How many lines of these records hold the string "surface"? Reply with the number alone.

-.-.-

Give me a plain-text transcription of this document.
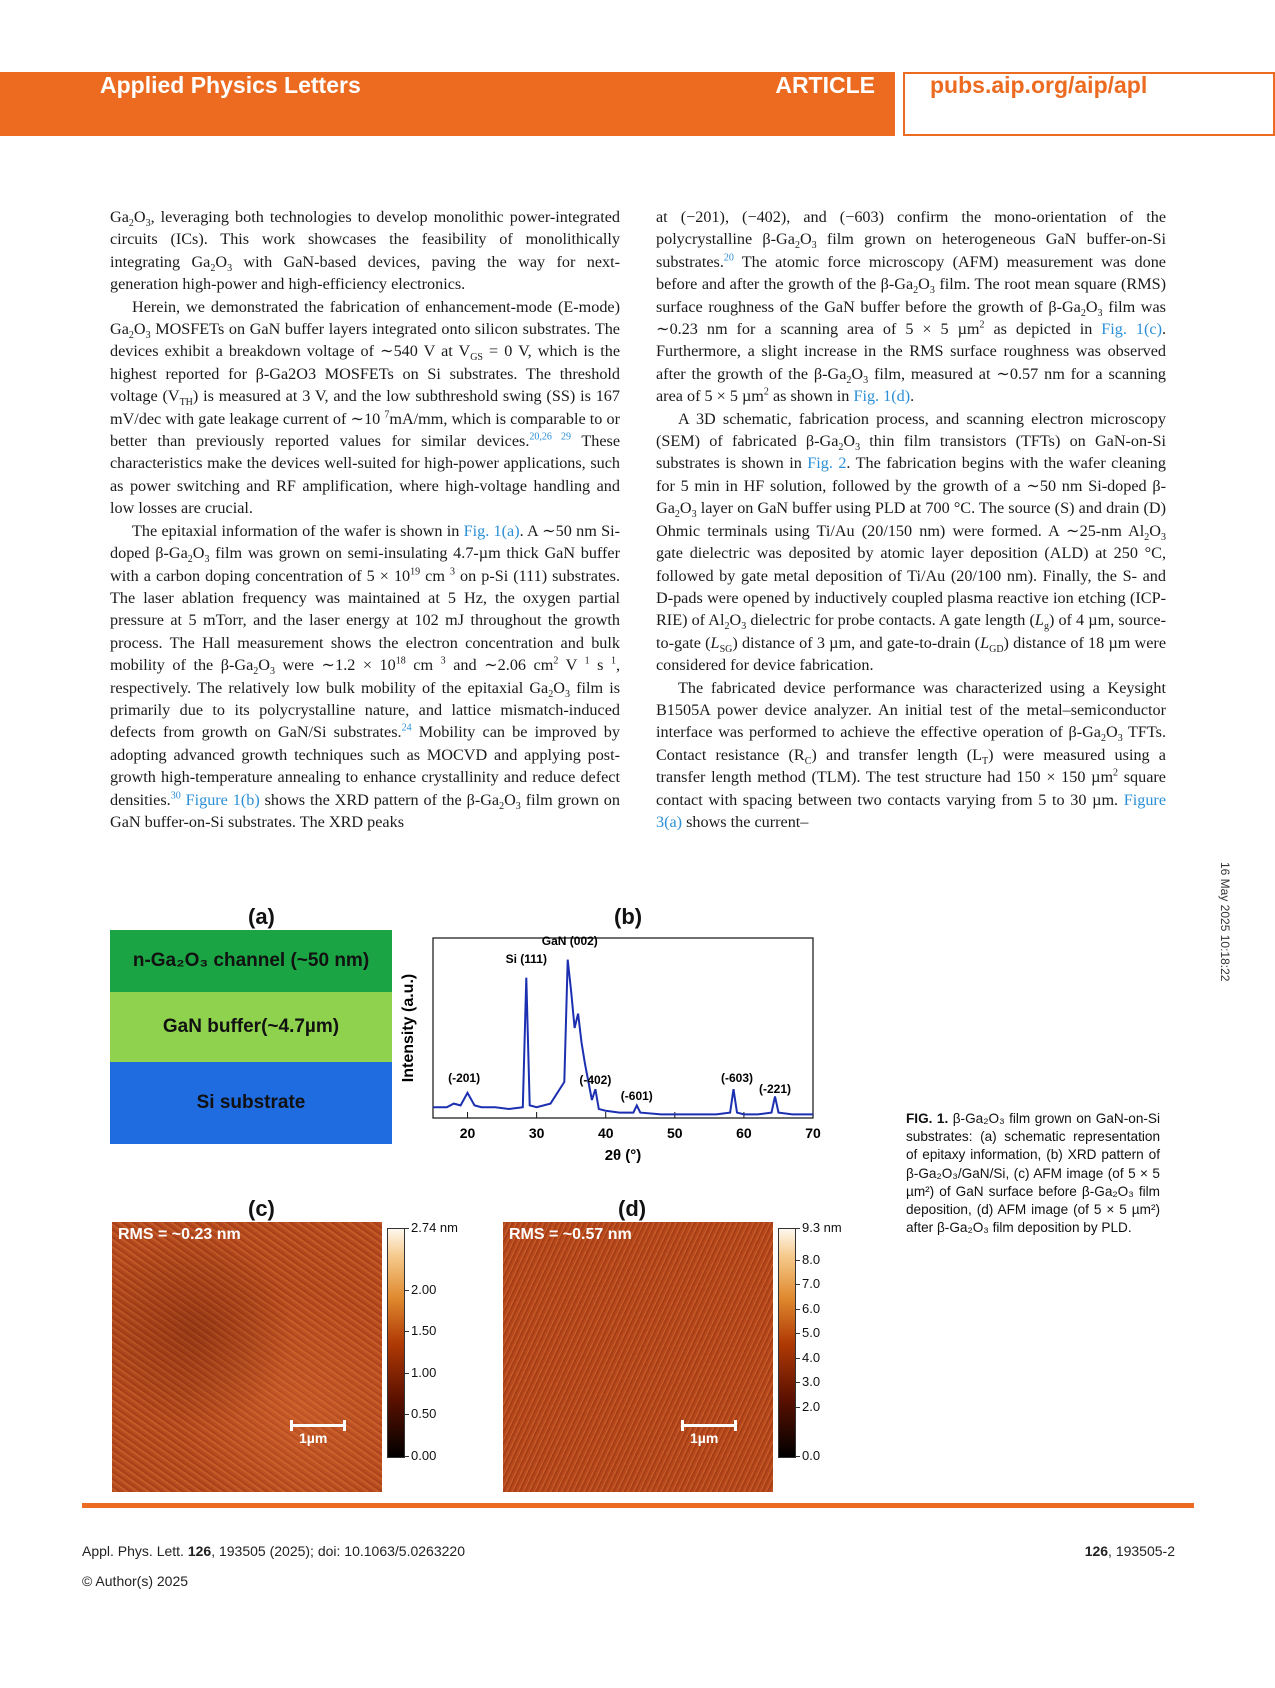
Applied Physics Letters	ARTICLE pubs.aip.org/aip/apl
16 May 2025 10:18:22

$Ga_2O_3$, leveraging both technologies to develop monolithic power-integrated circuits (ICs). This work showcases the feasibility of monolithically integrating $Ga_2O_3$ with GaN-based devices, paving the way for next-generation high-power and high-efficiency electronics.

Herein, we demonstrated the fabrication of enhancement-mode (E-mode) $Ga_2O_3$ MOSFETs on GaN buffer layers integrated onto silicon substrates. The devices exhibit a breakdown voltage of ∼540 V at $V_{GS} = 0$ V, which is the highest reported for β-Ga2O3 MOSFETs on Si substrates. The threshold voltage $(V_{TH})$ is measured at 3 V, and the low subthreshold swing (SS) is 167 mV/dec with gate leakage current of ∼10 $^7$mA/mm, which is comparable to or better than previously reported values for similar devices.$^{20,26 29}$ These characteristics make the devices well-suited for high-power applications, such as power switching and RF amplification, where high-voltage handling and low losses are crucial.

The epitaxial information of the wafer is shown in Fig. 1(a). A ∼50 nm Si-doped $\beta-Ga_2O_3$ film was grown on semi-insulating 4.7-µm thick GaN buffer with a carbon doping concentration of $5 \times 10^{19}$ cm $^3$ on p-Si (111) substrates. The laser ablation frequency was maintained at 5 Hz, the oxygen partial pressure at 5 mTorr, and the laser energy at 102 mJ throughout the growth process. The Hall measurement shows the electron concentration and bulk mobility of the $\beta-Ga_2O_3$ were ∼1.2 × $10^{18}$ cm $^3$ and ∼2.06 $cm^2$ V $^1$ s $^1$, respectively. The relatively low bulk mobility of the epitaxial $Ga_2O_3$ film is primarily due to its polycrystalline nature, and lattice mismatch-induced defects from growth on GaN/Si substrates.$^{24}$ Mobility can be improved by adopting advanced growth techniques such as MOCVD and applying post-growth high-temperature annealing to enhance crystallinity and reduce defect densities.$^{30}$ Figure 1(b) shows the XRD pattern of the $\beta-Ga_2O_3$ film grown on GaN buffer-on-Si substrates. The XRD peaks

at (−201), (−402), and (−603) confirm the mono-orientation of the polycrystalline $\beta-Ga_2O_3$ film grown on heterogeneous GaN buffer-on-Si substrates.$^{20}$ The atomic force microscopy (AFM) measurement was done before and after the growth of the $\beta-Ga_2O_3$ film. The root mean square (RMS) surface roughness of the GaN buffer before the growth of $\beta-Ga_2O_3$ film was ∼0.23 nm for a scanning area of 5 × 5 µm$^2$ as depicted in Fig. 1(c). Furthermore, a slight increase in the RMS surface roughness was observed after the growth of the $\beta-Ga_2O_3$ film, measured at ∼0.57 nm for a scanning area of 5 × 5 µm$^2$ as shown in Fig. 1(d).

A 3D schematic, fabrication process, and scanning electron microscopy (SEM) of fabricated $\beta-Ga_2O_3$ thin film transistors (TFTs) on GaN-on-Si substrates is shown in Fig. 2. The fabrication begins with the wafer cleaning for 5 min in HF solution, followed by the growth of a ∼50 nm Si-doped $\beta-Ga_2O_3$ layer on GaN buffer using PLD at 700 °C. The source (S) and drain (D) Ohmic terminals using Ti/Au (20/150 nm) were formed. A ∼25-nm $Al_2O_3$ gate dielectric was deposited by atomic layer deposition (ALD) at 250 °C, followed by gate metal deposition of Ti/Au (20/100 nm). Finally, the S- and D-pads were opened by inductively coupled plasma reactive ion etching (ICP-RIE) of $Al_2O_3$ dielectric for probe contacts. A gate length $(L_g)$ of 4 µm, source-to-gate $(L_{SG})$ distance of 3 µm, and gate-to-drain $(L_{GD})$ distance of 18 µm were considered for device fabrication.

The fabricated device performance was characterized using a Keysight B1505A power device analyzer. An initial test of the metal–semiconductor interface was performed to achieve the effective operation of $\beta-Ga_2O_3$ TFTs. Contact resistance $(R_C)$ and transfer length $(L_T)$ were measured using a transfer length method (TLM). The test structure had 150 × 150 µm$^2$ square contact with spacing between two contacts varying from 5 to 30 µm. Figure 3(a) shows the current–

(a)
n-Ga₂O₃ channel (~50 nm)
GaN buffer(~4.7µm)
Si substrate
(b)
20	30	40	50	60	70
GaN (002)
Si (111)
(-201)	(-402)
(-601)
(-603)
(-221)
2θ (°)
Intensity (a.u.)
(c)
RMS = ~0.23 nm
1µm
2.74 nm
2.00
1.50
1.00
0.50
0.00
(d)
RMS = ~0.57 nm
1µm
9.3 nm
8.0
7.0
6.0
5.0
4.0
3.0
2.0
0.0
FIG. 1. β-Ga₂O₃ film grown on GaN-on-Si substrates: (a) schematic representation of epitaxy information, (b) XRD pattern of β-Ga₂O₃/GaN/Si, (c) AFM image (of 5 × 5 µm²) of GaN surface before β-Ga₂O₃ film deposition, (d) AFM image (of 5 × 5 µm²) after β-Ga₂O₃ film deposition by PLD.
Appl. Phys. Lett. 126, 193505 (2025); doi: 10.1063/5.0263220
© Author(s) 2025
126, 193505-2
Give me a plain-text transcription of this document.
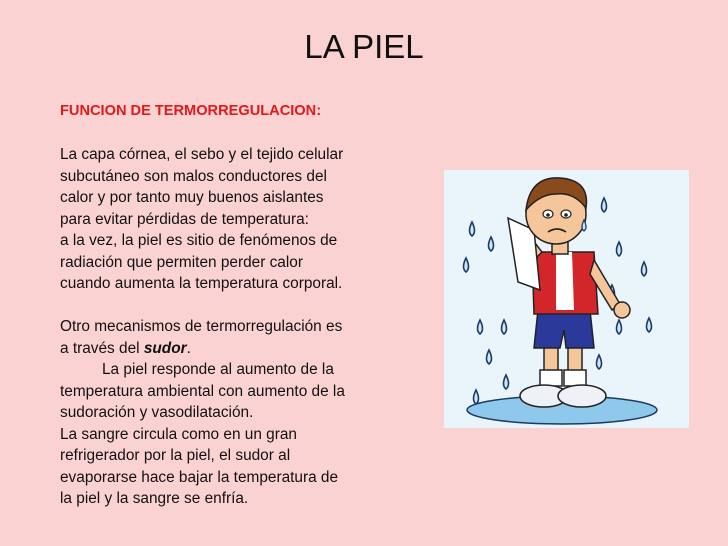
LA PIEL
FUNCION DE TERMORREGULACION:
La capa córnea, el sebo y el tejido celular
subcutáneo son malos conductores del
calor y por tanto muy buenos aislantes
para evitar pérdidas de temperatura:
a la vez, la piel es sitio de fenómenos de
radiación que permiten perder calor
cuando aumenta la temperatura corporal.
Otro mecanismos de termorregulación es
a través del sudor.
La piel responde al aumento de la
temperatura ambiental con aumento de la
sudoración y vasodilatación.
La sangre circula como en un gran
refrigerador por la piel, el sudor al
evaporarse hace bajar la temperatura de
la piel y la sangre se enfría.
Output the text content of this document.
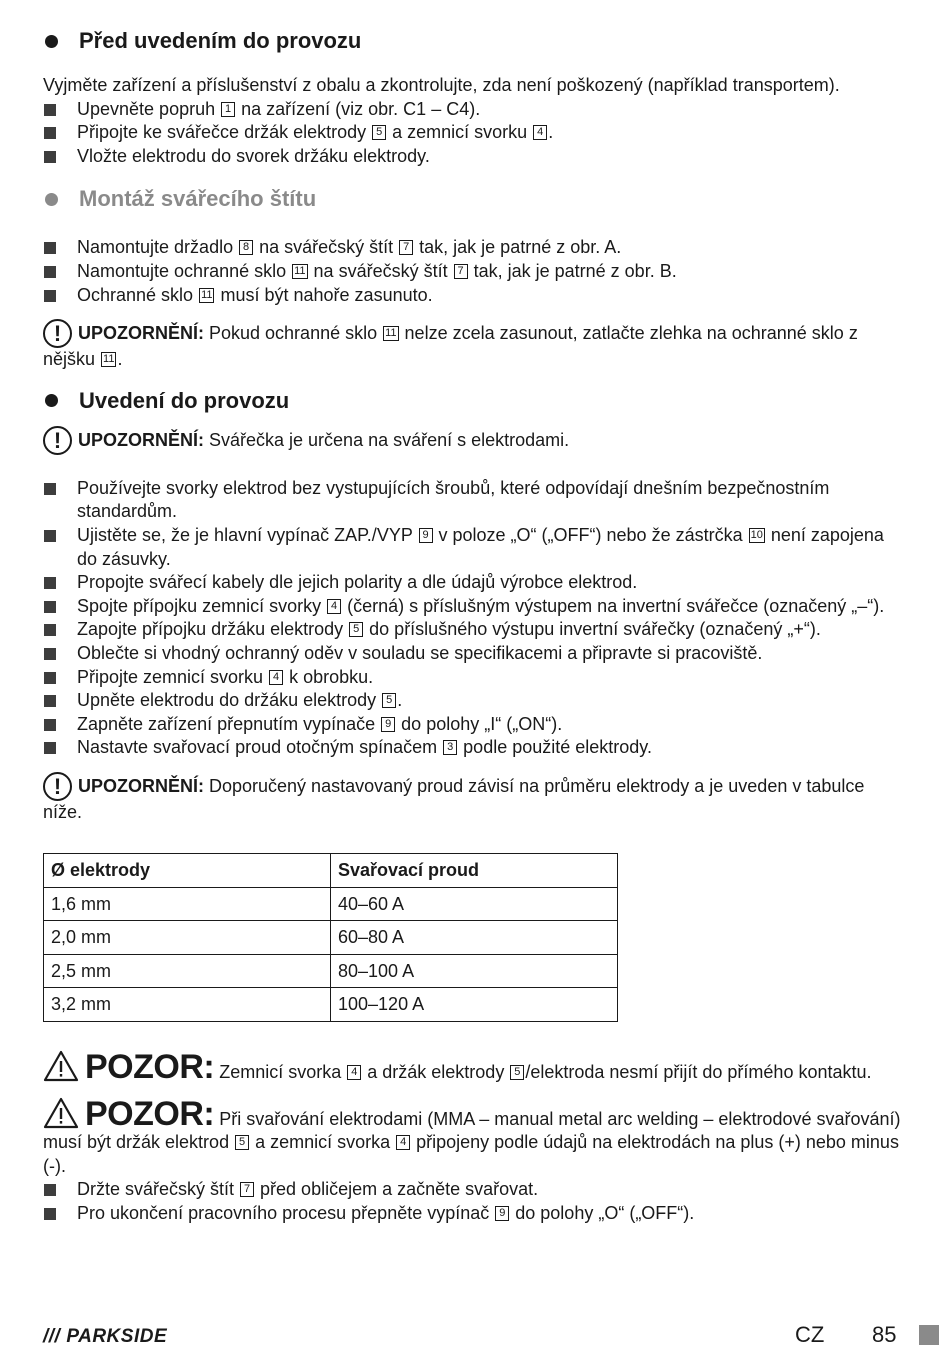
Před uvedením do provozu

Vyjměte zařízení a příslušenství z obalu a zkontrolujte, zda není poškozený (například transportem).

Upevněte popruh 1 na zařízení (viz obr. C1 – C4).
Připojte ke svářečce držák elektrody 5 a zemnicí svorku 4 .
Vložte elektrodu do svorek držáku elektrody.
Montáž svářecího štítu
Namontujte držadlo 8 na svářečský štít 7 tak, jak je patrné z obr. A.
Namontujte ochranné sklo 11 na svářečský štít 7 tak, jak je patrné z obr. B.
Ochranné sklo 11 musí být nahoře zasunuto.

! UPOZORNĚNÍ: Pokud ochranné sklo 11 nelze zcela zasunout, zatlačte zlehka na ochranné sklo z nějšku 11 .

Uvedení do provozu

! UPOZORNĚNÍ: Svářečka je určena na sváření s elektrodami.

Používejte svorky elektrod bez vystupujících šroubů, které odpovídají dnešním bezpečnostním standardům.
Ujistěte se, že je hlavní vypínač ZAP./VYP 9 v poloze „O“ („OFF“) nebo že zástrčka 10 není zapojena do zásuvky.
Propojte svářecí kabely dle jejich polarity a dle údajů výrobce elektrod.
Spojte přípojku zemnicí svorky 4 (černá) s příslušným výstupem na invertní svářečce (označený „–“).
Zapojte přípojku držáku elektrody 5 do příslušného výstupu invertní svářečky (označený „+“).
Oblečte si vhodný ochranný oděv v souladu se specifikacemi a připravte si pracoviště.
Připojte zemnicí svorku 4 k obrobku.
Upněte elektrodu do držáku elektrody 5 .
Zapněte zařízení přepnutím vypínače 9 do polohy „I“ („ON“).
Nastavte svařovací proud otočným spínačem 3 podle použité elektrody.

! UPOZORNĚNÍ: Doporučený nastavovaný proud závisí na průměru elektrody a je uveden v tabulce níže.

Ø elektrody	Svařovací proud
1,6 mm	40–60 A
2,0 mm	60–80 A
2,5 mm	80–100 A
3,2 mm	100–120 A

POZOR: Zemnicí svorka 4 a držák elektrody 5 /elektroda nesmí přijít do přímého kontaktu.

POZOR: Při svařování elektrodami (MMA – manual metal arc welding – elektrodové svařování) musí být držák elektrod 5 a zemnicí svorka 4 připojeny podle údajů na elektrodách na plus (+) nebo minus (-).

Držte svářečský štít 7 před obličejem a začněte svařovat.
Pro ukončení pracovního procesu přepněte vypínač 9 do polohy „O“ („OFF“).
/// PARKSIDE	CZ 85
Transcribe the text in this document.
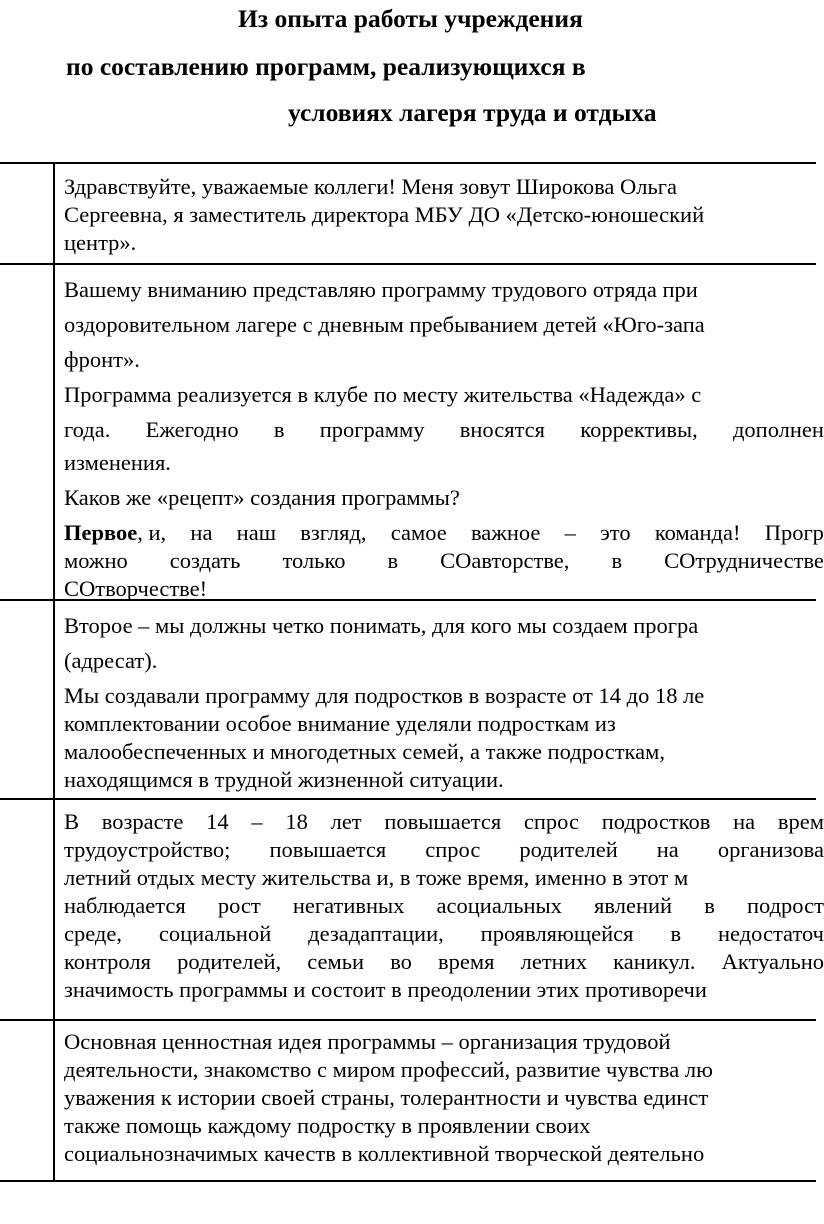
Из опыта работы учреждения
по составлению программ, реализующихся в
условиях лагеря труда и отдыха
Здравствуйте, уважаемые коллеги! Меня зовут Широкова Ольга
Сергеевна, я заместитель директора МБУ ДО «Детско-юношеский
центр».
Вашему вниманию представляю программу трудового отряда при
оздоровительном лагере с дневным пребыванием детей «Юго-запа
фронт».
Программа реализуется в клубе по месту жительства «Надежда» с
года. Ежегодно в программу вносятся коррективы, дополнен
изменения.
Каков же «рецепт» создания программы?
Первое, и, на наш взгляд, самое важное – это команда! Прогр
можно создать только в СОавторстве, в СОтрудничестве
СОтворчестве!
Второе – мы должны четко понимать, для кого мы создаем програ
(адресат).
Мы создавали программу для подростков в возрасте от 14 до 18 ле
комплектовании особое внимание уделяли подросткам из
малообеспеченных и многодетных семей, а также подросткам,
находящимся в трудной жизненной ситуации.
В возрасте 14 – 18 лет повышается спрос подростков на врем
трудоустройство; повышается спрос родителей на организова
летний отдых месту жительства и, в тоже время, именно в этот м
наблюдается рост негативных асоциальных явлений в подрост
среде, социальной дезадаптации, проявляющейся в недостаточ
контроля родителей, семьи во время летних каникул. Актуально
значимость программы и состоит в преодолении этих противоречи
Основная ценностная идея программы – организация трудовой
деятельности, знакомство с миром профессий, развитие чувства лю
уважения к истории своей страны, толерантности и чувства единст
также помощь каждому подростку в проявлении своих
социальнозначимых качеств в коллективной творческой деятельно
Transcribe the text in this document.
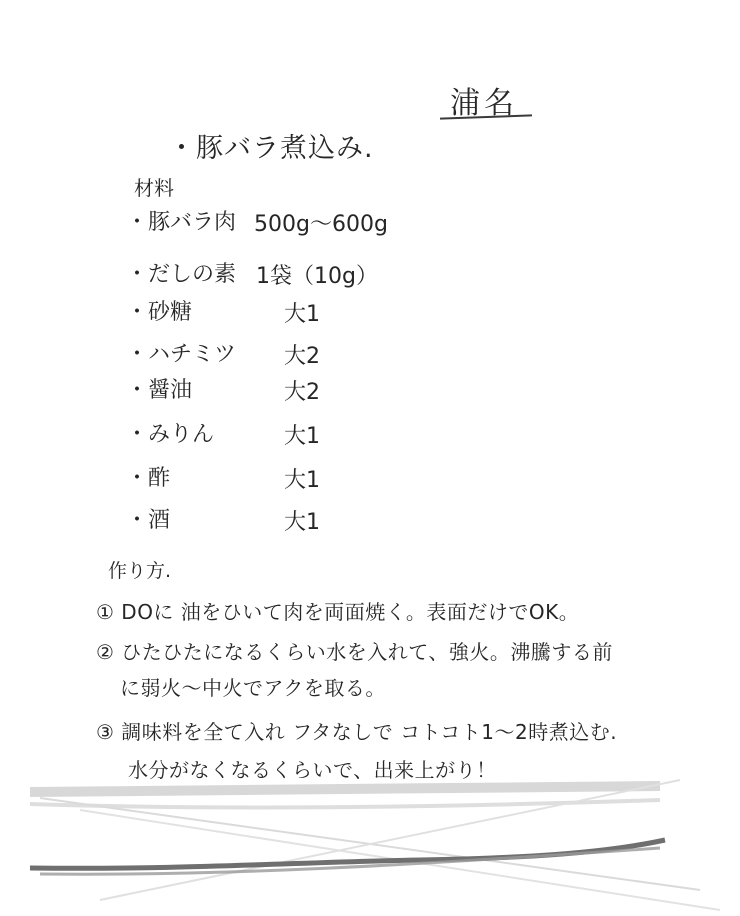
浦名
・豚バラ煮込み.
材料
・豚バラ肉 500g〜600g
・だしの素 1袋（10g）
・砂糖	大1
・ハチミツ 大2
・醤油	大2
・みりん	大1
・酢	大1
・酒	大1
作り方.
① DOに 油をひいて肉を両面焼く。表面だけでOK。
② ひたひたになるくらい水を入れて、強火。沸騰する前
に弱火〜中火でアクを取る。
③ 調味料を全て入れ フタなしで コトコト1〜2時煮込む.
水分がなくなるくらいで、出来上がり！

-.-.-

▶ _THE RESPONSE_:
2